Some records
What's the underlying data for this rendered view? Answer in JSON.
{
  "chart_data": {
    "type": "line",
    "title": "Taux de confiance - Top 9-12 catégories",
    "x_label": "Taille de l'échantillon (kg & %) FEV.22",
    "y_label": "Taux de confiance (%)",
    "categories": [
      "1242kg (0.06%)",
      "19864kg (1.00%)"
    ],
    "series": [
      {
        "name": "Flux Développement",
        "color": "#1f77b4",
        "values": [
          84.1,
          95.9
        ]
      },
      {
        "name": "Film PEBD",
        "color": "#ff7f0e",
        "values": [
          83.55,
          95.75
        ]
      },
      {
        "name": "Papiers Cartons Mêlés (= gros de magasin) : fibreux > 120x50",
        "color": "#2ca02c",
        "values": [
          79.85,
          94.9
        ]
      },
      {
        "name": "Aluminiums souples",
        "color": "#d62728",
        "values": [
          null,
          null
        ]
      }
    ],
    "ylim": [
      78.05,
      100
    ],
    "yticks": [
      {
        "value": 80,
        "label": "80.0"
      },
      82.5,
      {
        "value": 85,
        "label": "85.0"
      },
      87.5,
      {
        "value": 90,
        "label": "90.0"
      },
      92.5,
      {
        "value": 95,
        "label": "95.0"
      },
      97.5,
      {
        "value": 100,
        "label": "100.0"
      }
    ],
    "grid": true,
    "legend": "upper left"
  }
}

_What you are asked to do_: Retype every entry word for word.

_Worked solution_:
What's the underlying data for this rendered view? Answer in JSON.
{
  "chart_data": {
    "type": "line",
    "title": "Taux de confiance - Top 9-12 catégories",
    "x_label": "Taille de l'échantillon (kg & %) FEV.22",
    "y_label": "Taux de confiance (%)",
    "categories": [
      "1242kg (0.06%)",
      "19864kg (1.00%)"
    ],
    "series": [
      {
        "name": "Flux Développement",
        "color": "#1f77b4",
        "values": [
          84.1,
          95.9
        ]
      },
      {
        "name": "Film PEBD",
        "color": "#ff7f0e",
        "values": [
          83.55,
          95.75
        ]
      },
      {
        "name": "Papiers Cartons Mêlés (= gros de magasin) : fibreux > 120x50",
        "color": "#2ca02c",
        "values": [
          79.85,
          94.9
        ]
      },
      {
        "name": "Aluminiums souples",
        "color": "#d62728",
        "values": [
          null,
          null
        ]
      }
    ],
    "ylim": [
      78.05,
      100
    ],
    "yticks": [
      {
        "value": 80,
        "label": "80.0"
      },
      82.5,
      {
        "value": 85,
        "label": "85.0"
      },
      87.5,
      {
        "value": 90,
        "label": "90.0"
      },
      92.5,
      {
        "value": 95,
        "label": "95.0"
      },
      97.5,
      {
        "value": 100,
        "label": "100.0"
      }
    ],
    "grid": true,
    "legend": "upper left"
  }
}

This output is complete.